(Records contained in a dataset)
──────────────────────────────
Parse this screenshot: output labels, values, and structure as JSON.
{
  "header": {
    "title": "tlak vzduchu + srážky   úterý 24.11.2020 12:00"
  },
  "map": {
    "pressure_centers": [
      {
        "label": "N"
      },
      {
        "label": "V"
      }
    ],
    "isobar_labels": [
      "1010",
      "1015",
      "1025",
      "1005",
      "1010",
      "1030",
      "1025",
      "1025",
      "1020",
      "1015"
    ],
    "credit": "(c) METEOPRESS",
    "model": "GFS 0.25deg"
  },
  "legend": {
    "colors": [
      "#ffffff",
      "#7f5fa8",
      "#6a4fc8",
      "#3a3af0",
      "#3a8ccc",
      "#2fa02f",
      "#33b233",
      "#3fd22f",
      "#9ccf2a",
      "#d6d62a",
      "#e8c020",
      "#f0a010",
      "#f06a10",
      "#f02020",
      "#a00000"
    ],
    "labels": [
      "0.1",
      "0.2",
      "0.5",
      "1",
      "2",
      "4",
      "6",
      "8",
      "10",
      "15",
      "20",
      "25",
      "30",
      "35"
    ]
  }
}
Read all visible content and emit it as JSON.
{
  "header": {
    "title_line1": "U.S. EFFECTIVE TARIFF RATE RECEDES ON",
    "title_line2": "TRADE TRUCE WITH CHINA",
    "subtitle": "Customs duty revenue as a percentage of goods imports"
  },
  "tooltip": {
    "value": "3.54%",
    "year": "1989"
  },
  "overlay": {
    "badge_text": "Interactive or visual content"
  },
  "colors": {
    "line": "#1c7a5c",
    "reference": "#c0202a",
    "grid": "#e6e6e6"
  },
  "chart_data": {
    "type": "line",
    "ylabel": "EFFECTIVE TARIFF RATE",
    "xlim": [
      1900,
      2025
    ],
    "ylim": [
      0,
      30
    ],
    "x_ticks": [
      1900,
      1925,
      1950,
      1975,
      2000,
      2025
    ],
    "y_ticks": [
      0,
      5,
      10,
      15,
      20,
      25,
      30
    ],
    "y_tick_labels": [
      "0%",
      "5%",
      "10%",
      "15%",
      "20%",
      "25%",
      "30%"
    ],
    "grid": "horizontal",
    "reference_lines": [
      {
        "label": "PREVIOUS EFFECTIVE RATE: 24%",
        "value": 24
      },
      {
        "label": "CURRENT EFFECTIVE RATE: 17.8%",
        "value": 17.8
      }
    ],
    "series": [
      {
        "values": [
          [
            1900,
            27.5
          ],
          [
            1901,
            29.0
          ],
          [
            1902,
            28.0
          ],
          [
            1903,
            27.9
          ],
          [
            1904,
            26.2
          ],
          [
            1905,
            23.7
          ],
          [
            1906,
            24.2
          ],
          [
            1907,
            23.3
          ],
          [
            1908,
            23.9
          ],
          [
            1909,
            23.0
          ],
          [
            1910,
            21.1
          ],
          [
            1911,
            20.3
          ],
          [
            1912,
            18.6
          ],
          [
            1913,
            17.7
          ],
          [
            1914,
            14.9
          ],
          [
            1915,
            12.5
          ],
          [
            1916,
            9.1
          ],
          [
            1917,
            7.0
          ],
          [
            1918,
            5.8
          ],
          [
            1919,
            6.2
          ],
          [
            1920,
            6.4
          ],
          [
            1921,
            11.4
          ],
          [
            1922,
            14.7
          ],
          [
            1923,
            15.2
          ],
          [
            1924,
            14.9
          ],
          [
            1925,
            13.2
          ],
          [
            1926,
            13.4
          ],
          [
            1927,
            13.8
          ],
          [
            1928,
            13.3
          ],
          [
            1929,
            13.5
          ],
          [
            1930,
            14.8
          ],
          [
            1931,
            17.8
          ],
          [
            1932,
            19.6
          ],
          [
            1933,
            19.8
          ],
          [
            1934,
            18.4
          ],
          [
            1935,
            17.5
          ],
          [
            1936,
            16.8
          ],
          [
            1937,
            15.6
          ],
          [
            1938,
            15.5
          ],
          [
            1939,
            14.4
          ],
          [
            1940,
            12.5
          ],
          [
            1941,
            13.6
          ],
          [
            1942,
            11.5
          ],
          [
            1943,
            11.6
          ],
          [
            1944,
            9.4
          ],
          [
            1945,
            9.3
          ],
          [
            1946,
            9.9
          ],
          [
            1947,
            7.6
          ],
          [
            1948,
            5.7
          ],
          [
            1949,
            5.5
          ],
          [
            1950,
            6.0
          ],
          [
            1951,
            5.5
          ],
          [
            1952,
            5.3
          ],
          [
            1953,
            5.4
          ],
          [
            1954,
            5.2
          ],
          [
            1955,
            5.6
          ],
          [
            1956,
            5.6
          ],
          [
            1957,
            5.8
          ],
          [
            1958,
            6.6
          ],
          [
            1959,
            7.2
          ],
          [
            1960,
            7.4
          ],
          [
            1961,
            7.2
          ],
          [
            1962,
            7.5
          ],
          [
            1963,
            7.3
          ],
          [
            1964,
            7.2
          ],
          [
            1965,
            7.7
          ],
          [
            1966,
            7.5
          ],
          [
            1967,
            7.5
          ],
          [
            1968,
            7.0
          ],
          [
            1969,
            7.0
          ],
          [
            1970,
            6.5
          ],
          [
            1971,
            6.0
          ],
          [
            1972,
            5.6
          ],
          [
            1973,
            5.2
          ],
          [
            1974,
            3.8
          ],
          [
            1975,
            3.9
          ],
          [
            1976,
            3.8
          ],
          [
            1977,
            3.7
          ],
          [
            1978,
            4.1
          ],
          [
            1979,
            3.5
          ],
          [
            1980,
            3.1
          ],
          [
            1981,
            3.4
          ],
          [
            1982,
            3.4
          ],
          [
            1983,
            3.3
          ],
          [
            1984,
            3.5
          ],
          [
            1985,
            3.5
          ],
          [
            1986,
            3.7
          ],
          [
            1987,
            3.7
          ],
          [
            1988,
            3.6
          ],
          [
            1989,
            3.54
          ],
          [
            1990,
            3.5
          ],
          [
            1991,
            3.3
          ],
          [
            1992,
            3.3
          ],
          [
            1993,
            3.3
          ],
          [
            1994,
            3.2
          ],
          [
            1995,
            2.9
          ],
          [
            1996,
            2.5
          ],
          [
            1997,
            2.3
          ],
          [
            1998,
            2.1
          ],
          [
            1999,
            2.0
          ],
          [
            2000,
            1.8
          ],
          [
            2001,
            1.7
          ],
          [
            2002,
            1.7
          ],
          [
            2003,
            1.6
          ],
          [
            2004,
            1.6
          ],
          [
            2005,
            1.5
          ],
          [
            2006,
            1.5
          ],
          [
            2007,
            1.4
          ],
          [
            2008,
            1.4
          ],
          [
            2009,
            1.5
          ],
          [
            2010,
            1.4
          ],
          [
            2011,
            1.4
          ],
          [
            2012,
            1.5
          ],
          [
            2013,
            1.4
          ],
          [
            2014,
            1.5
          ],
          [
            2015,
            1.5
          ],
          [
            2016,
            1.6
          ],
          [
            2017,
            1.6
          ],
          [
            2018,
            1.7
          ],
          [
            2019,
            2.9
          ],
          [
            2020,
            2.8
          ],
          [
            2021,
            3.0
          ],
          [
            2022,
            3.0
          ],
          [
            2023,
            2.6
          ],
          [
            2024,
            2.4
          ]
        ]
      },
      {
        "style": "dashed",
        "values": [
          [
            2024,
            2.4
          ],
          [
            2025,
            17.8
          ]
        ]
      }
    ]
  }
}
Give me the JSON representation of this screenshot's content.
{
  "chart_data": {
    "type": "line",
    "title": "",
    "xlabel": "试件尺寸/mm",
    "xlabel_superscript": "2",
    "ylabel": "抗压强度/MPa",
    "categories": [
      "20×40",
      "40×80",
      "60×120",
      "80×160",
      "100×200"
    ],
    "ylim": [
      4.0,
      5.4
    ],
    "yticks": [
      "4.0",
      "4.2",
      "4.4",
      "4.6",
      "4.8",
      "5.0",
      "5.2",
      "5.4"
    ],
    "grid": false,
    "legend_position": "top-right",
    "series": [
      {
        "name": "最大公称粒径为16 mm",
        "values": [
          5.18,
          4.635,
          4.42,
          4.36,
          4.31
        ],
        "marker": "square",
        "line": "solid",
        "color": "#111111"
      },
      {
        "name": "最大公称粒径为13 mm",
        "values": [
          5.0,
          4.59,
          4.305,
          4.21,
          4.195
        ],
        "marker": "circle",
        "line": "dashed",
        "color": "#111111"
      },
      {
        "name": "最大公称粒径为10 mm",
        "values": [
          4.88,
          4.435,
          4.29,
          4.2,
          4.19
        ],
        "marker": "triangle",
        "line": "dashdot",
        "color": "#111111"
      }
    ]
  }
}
──────────────────────────────
**Work to do:** Look above for the line containing "Give me the"; copy from it through the last line, exactly, and nothing more.

**Correct answer:**
Give me the JSON representation of this screenshot's content.
{
  "chart_data": {
    "type": "line",
    "title": "",
    "xlabel": "试件尺寸/mm",
    "xlabel_superscript": "2",
    "ylabel": "抗压强度/MPa",
    "categories": [
      "20×40",
      "40×80",
      "60×120",
      "80×160",
      "100×200"
    ],
    "ylim": [
      4.0,
      5.4
    ],
    "yticks": [
      "4.0",
      "4.2",
      "4.4",
      "4.6",
      "4.8",
      "5.0",
      "5.2",
      "5.4"
    ],
    "grid": false,
    "legend_position": "top-right",
    "series": [
      {
        "name": "最大公称粒径为16 mm",
        "values": [
          5.18,
          4.635,
          4.42,
          4.36,
          4.31
        ],
        "marker": "square",
        "line": "solid",
        "color": "#111111"
      },
      {
        "name": "最大公称粒径为13 mm",
        "values": [
          5.0,
          4.59,
          4.305,
          4.21,
          4.195
        ],
        "marker": "circle",
        "line": "dashed",
        "color": "#111111"
      },
      {
        "name": "最大公称粒径为10 mm",
        "values": [
          4.88,
          4.435,
          4.29,
          4.2,
          4.19
        ],
        "marker": "triangle",
        "line": "dashdot",
        "color": "#111111"
      }
    ]
  }
}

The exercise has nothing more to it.